SHORT PROBLEM
Repeat the data below exactly, dropping any pictures it holds.

--- start SUPPLIED RECORDS ---

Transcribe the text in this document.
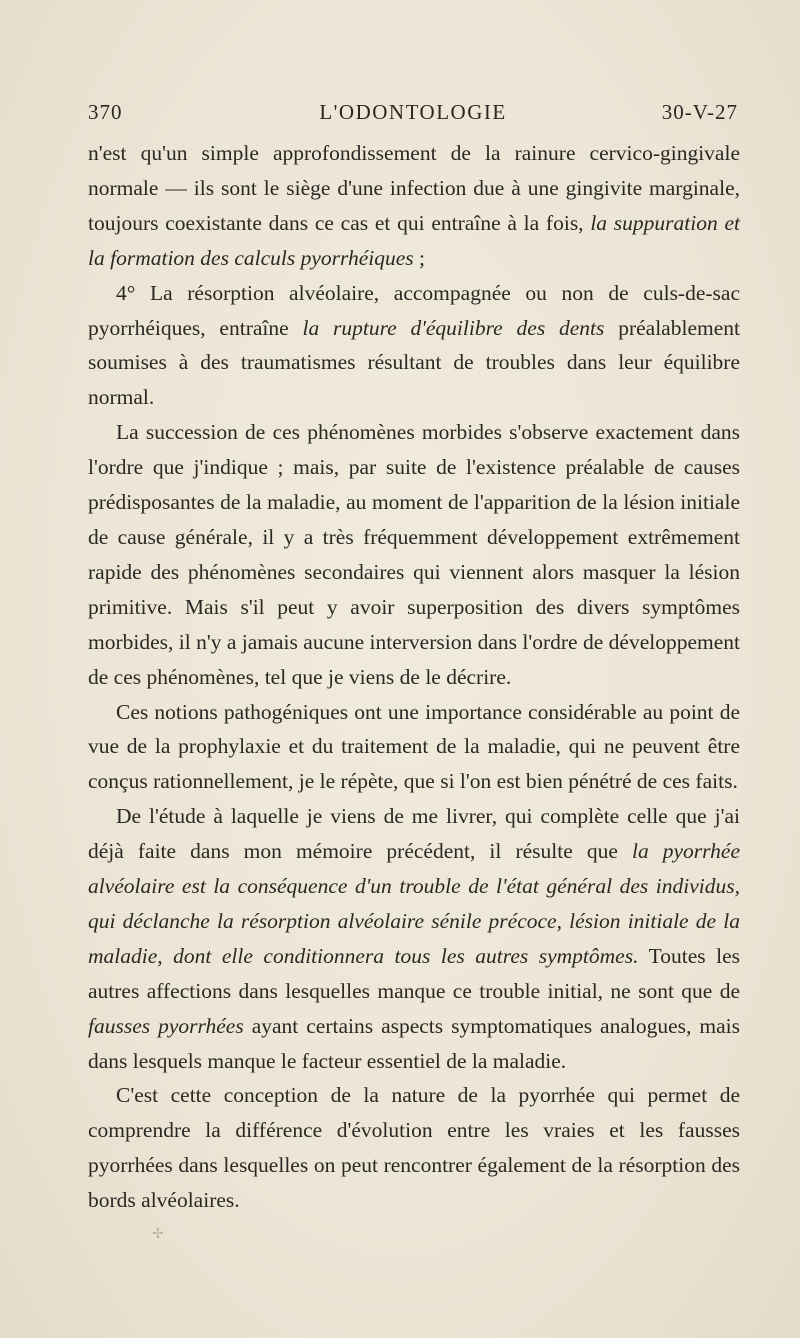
370	L'ODONTOLOGIE	30-V-27

n'est qu'un simple approfondissement de la rainure cervico-gingivale normale — ils sont le siège d'une infection due à une gingivite marginale, toujours coexistante dans ce cas et qui entraîne à la fois, la suppuration et la formation des calculs pyorrhéiques ;

4° La résorption alvéolaire, accompagnée ou non de culs-de-sac pyorrhéiques, entraîne la rupture d'équilibre des dents préalablement soumises à des traumatismes résultant de troubles dans leur équilibre normal.

La succession de ces phénomènes morbides s'observe exactement dans l'ordre que j'indique ; mais, par suite de l'existence préalable de causes prédisposantes de la maladie, au moment de l'apparition de la lésion initiale de cause générale, il y a très fréquemment développement extrêmement rapide des phénomènes secondaires qui viennent alors masquer la lésion primitive. Mais s'il peut y avoir superposition des divers symptômes morbides, il n'y a jamais aucune interversion dans l'ordre de développement de ces phénomènes, tel que je viens de le décrire.

Ces notions pathogéniques ont une importance considérable au point de vue de la prophylaxie et du traitement de la maladie, qui ne peuvent être conçus rationnellement, je le répète, que si l'on est bien pénétré de ces faits.

De l'étude à laquelle je viens de me livrer, qui complète celle que j'ai déjà faite dans mon mémoire précédent, il résulte que la pyorrhée alvéolaire est la conséquence d'un trouble de l'état général des individus, qui déclanche la résorption alvéolaire sénile précoce, lésion initiale de la maladie, dont elle conditionnera tous les autres symptômes. Toutes les autres affections dans lesquelles manque ce trouble initial, ne sont que de fausses pyorrhées ayant certains aspects symptomatiques analogues, mais dans lesquels manque le facteur essentiel de la maladie.

C'est cette conception de la nature de la pyorrhée qui permet de comprendre la différence d'évolution entre les vraies et les fausses pyorrhées dans lesquelles on peut rencontrer également de la résorption des bords alvéolaires.

✢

--- end SUPPLIED RECORDS ---

TASK SOLUTION
Transcribe the text in this document.
370	L'ODONTOLOGIE	30-V-27

n'est qu'un simple approfondissement de la rainure cervico-gingivale normale — ils sont le siège d'une infection due à une gingivite marginale, toujours coexistante dans ce cas et qui entraîne à la fois, la suppuration et la formation des calculs pyorrhéiques ;

4° La résorption alvéolaire, accompagnée ou non de culs-de-sac pyorrhéiques, entraîne la rupture d'équilibre des dents préalablement soumises à des traumatismes résultant de troubles dans leur équilibre normal.

La succession de ces phénomènes morbides s'observe exactement dans l'ordre que j'indique ; mais, par suite de l'existence préalable de causes prédisposantes de la maladie, au moment de l'apparition de la lésion initiale de cause générale, il y a très fréquemment développement extrêmement rapide des phénomènes secondaires qui viennent alors masquer la lésion primitive. Mais s'il peut y avoir superposition des divers symptômes morbides, il n'y a jamais aucune interversion dans l'ordre de développement de ces phénomènes, tel que je viens de le décrire.

Ces notions pathogéniques ont une importance considérable au point de vue de la prophylaxie et du traitement de la maladie, qui ne peuvent être conçus rationnellement, je le répète, que si l'on est bien pénétré de ces faits.

De l'étude à laquelle je viens de me livrer, qui complète celle que j'ai déjà faite dans mon mémoire précédent, il résulte que la pyorrhée alvéolaire est la conséquence d'un trouble de l'état général des individus, qui déclanche la résorption alvéolaire sénile précoce, lésion initiale de la maladie, dont elle conditionnera tous les autres symptômes. Toutes les autres affections dans lesquelles manque ce trouble initial, ne sont que de fausses pyorrhées ayant certains aspects symptomatiques analogues, mais dans lesquels manque le facteur essentiel de la maladie.

C'est cette conception de la nature de la pyorrhée qui permet de comprendre la différence d'évolution entre les vraies et les fausses pyorrhées dans lesquelles on peut rencontrer également de la résorption des bords alvéolaires.

✢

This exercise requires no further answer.